» **Data excerpts**:
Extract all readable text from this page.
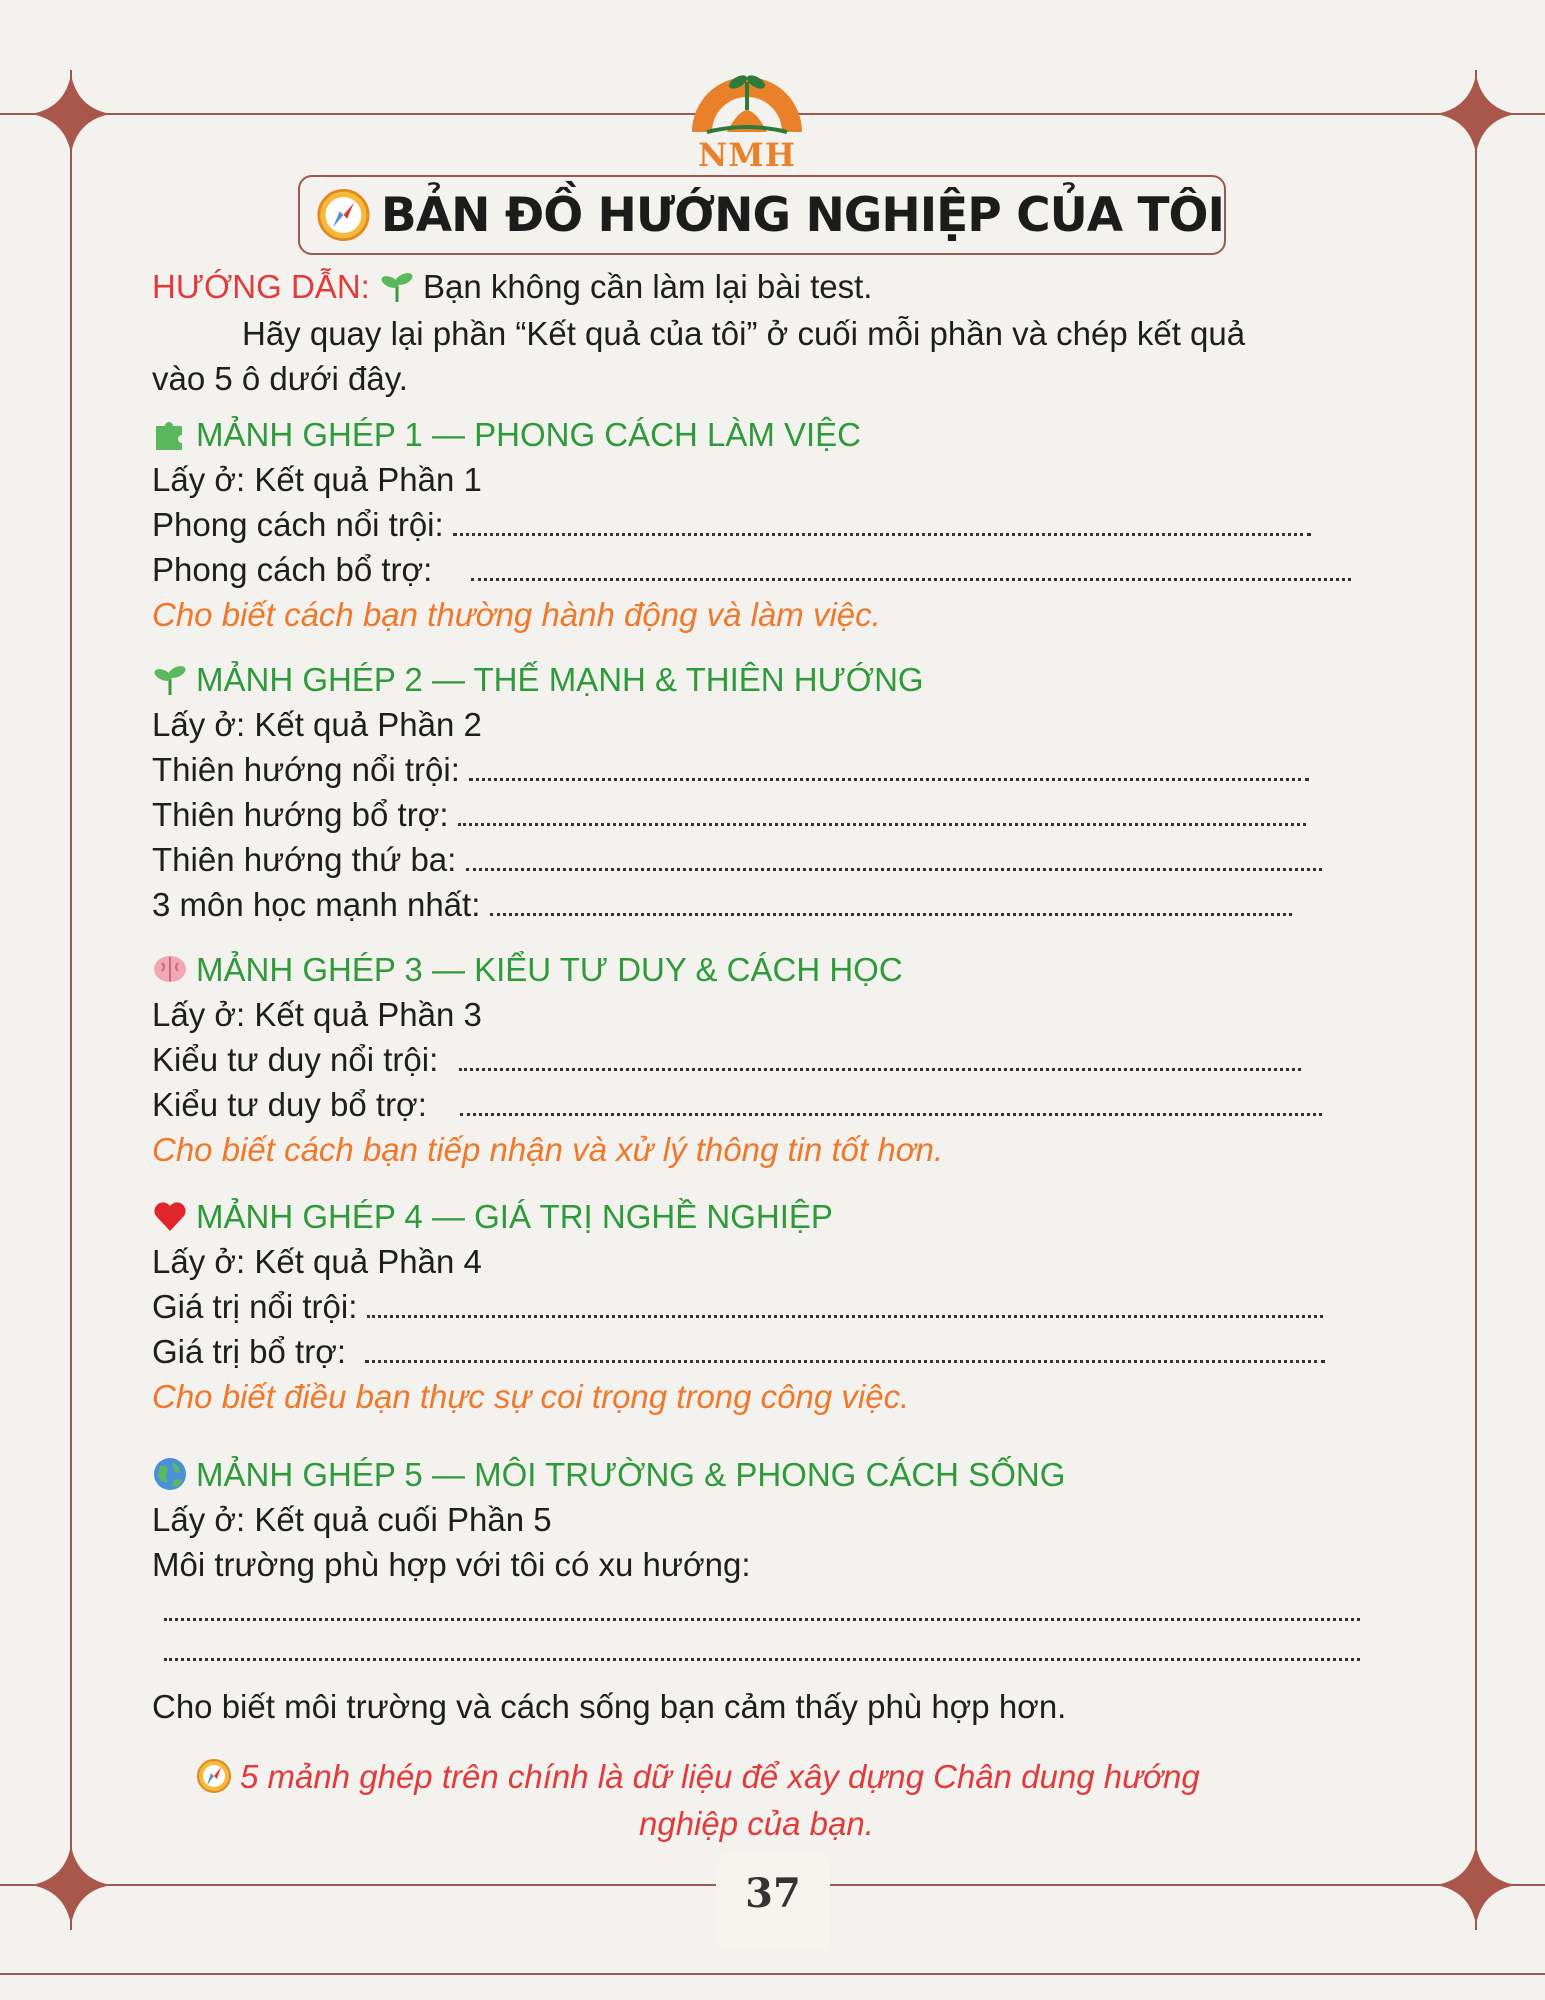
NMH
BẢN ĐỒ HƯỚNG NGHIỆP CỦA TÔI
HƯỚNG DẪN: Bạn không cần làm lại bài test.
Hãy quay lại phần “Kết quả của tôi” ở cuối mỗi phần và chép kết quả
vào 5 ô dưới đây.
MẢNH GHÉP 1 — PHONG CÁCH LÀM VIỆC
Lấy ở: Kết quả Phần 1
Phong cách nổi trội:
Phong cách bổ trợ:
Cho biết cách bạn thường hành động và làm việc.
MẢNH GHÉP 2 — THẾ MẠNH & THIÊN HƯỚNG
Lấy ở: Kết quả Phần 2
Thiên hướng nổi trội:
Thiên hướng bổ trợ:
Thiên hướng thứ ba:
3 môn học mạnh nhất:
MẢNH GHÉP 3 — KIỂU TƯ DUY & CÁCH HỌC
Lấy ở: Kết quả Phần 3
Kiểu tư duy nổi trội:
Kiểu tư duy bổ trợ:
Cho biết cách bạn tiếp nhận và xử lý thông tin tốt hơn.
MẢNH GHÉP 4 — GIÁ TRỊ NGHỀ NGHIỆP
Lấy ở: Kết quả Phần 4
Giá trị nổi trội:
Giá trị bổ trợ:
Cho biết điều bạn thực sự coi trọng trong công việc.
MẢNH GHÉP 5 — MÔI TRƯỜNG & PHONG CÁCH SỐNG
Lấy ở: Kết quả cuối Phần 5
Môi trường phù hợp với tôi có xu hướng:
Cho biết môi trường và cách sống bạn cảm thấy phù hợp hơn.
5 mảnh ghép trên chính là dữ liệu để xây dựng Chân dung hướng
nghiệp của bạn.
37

» **Given request**: Copy out each line of the data where the string "cuối" appears.

» **Task answer**:
Hãy quay lại phần “Kết quả của tôi” ở cuối mỗi phần và chép kết quả
Lấy ở: Kết quả cuối Phần 5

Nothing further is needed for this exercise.